**Records contained in a dataset:**
......

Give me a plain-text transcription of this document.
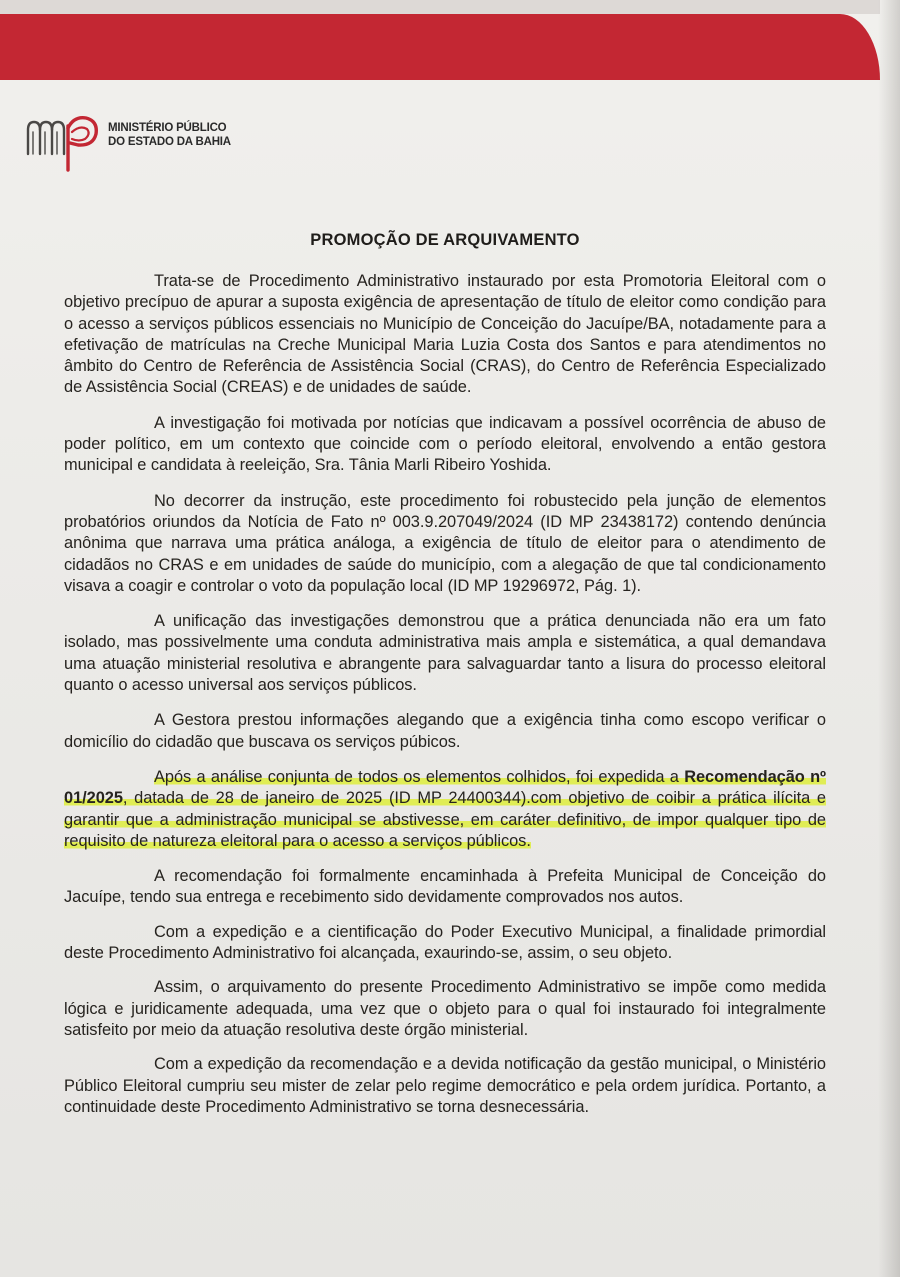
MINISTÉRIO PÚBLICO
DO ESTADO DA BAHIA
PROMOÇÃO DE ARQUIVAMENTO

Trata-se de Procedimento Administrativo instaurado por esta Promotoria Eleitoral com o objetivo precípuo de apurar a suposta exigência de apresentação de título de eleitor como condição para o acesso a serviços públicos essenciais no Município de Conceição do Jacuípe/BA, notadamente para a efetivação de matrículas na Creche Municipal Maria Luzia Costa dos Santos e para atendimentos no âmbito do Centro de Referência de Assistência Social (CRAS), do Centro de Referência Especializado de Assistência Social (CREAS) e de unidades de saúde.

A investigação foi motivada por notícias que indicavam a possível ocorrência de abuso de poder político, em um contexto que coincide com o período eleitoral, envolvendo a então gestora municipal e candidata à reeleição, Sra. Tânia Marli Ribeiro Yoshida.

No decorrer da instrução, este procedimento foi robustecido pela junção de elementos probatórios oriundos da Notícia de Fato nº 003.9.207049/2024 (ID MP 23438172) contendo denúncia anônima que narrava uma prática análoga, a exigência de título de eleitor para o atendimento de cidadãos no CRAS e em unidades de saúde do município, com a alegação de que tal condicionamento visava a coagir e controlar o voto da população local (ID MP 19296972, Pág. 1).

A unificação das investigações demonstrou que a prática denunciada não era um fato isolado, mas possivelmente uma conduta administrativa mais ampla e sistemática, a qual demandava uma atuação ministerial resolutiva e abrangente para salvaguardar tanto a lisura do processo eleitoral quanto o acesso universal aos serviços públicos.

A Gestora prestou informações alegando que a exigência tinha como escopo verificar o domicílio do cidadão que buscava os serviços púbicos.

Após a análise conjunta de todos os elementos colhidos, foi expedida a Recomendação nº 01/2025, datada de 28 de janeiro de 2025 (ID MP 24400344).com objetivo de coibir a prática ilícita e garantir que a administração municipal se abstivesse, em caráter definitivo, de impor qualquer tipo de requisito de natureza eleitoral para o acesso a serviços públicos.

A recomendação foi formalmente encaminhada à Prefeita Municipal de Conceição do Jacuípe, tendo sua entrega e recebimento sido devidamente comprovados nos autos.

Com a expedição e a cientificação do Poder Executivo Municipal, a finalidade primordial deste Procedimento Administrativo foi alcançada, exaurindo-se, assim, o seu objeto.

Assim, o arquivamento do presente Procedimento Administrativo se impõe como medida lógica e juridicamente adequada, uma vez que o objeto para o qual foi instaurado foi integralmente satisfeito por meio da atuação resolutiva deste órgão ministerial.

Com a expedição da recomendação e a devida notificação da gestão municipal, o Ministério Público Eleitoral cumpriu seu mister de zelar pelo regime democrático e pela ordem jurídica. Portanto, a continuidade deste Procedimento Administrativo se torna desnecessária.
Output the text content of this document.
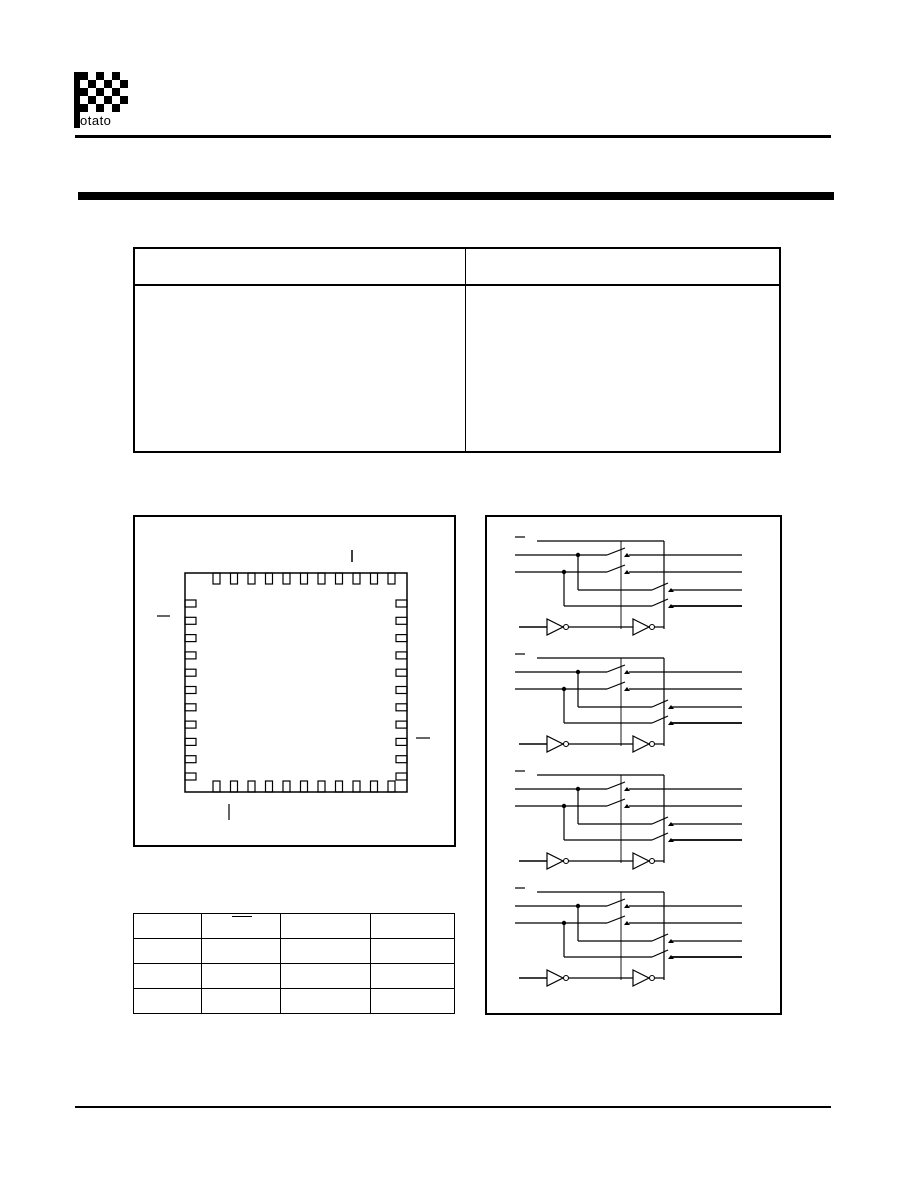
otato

......

**Task brief:** Gather all lines where the word "resolutiva" appears.

**Exercise answer:**
A unificação das investigações demonstrou que a prática denunciada não era um fato isolado, mas possivelmente uma conduta administrativa mais ampla e sistemática, a qual demandava uma atuação ministerial resolutiva e abrangente para salvaguardar tanto a lisura do processo eleitoral quanto o acesso universal aos serviços públicos.
Assim, o arquivamento do presente Procedimento Administrativo se impõe como medida lógica e juridicamente adequada, uma vez que o objeto para o qual foi instaurado foi integralmente satisfeito por meio da atuação resolutiva deste órgão ministerial.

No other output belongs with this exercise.